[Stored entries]
************

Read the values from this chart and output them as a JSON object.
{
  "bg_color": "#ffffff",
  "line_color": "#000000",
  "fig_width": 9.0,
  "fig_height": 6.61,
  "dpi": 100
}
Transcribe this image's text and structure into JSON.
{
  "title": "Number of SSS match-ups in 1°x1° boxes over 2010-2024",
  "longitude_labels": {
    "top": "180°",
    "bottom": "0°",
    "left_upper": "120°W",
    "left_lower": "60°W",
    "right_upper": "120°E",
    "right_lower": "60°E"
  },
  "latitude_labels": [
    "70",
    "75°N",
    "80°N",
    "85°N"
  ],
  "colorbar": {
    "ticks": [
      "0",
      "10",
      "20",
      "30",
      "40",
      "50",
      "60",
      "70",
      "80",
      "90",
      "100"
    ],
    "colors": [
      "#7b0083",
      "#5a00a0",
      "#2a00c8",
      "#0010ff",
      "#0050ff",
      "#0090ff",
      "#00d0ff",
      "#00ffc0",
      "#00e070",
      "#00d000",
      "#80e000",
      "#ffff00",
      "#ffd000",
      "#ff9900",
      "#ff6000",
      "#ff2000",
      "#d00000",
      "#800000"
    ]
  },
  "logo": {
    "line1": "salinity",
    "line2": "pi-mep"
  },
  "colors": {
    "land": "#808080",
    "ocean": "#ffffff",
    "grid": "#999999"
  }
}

************

__Problem details__
Everything from the line containing "Transcribe this image's" to the end of the data above should be quoted exactly, please, both ends included, and nothing outside that span.

__In response__
Transcribe this image's text and structure into JSON.
{
  "title": "Number of SSS match-ups in 1°x1° boxes over 2010-2024",
  "longitude_labels": {
    "top": "180°",
    "bottom": "0°",
    "left_upper": "120°W",
    "left_lower": "60°W",
    "right_upper": "120°E",
    "right_lower": "60°E"
  },
  "latitude_labels": [
    "70",
    "75°N",
    "80°N",
    "85°N"
  ],
  "colorbar": {
    "ticks": [
      "0",
      "10",
      "20",
      "30",
      "40",
      "50",
      "60",
      "70",
      "80",
      "90",
      "100"
    ],
    "colors": [
      "#7b0083",
      "#5a00a0",
      "#2a00c8",
      "#0010ff",
      "#0050ff",
      "#0090ff",
      "#00d0ff",
      "#00ffc0",
      "#00e070",
      "#00d000",
      "#80e000",
      "#ffff00",
      "#ffd000",
      "#ff9900",
      "#ff6000",
      "#ff2000",
      "#d00000",
      "#800000"
    ]
  },
  "logo": {
    "line1": "salinity",
    "line2": "pi-mep"
  },
  "colors": {
    "land": "#808080",
    "ocean": "#ffffff",
    "grid": "#999999"
  }
}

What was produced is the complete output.